>> BEGIN DATASET ENTRIES
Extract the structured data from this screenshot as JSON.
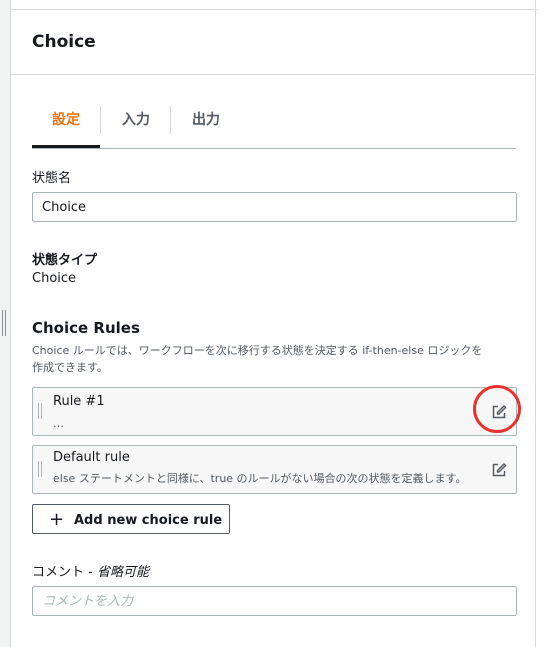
{
  "panel": {
    "title": "Choice",
    "tabs": [
      {
        "label": "設定",
        "active": true
      },
      {
        "label": "入力",
        "active": false
      },
      {
        "label": "出力",
        "active": false
      }
    ]
  },
  "state_name": {
    "label": "状態名",
    "value": "Choice"
  },
  "state_type": {
    "label": "状態タイプ",
    "value": "Choice"
  },
  "choice_rules": {
    "title": "Choice Rules",
    "description_line1": "Choice ルールでは、ワークフローを次に移行する状態を決定する if-then-else ロジックを",
    "description_line2": "作成できます。",
    "rules": [
      {
        "name": "Rule #1",
        "summary": "…"
      },
      {
        "name": "Default rule",
        "summary": "else ステートメントと同様に、true のルールがない場合の次の状態を定義します。"
      }
    ],
    "add_button_label": "Add new choice rule"
  },
  "comment": {
    "label": "コメント - ",
    "optional": "省略可能",
    "placeholder": "コメントを入力"
  },
  "colors": {
    "accent": "#ec7211",
    "highlight": "#e8322d"
  },
  "icons": {
    "edit": "edit-icon",
    "add": "plus-icon",
    "drag": "drag-handle-icon"
  }
}
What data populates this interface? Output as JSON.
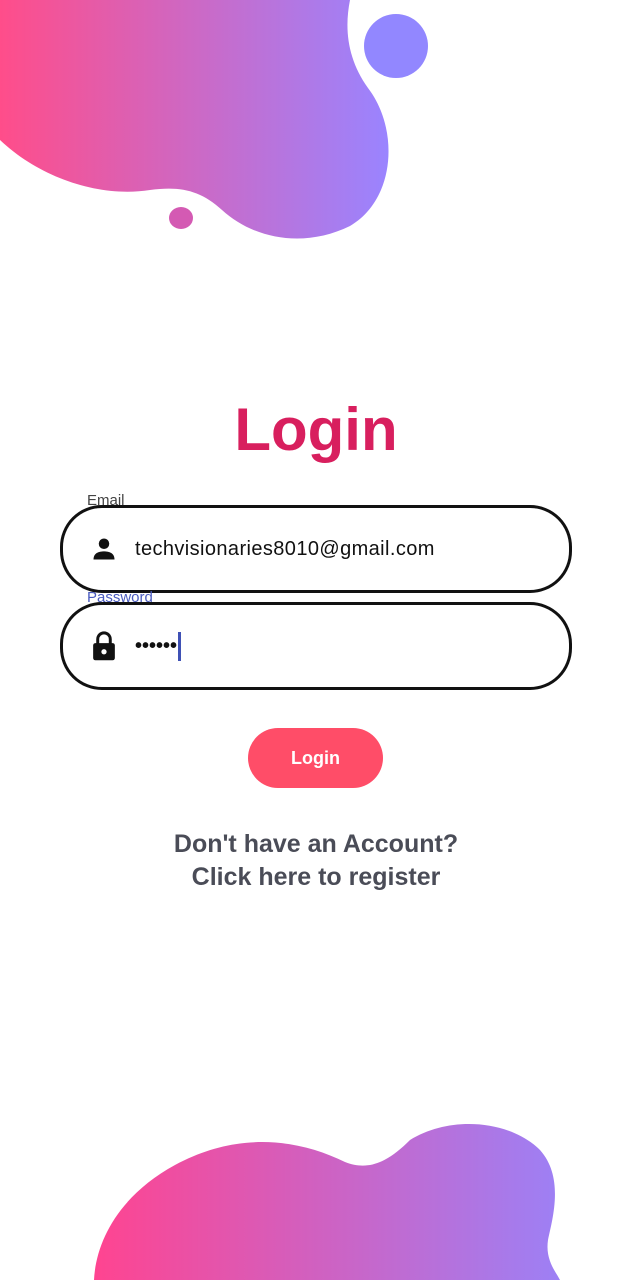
{
  "page": {
    "title": "Login"
  },
  "email_field": {
    "label": "Email",
    "value": "techvisionaries8010@gmail.com",
    "icon": "person-icon"
  },
  "password_field": {
    "label": "Password",
    "value": "••••••",
    "icon": "lock-icon"
  },
  "login_button": {
    "label": "Login"
  },
  "register_link": {
    "line1": "Don't have an Account?",
    "line2": "Click here to register"
  },
  "colors": {
    "title": "#d81f5e",
    "button": "#ff4d68",
    "gradient_start": "#ff4d8a",
    "gradient_end": "#9b7dff",
    "focus_label": "#4a5bbf"
  }
}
>> END DATASET ENTRIES
▶ _SET TASK_: Repeat the listing verbatim. Skip the pictures.

▶ _ANSWER FOR THE TASK_:
Extract the structured data from this screenshot as JSON.
{
  "panel": {
    "title": "Choice",
    "tabs": [
      {
        "label": "設定",
        "active": true
      },
      {
        "label": "入力",
        "active": false
      },
      {
        "label": "出力",
        "active": false
      }
    ]
  },
  "state_name": {
    "label": "状態名",
    "value": "Choice"
  },
  "state_type": {
    "label": "状態タイプ",
    "value": "Choice"
  },
  "choice_rules": {
    "title": "Choice Rules",
    "description_line1": "Choice ルールでは、ワークフローを次に移行する状態を決定する if-then-else ロジックを",
    "description_line2": "作成できます。",
    "rules": [
      {
        "name": "Rule #1",
        "summary": "…"
      },
      {
        "name": "Default rule",
        "summary": "else ステートメントと同様に、true のルールがない場合の次の状態を定義します。"
      }
    ],
    "add_button_label": "Add new choice rule"
  },
  "comment": {
    "label": "コメント - ",
    "optional": "省略可能",
    "placeholder": "コメントを入力"
  },
  "colors": {
    "accent": "#ec7211",
    "highlight": "#e8322d"
  },
  "icons": {
    "edit": "edit-icon",
    "add": "plus-icon",
    "drag": "drag-handle-icon"
  }
}
What data populates this interface? Output as JSON.
{
  "page": {
    "title": "Login"
  },
  "email_field": {
    "label": "Email",
    "value": "techvisionaries8010@gmail.com",
    "icon": "person-icon"
  },
  "password_field": {
    "label": "Password",
    "value": "••••••",
    "icon": "lock-icon"
  },
  "login_button": {
    "label": "Login"
  },
  "register_link": {
    "line1": "Don't have an Account?",
    "line2": "Click here to register"
  },
  "colors": {
    "title": "#d81f5e",
    "button": "#ff4d68",
    "gradient_start": "#ff4d8a",
    "gradient_end": "#9b7dff",
    "focus_label": "#4a5bbf"
  }
}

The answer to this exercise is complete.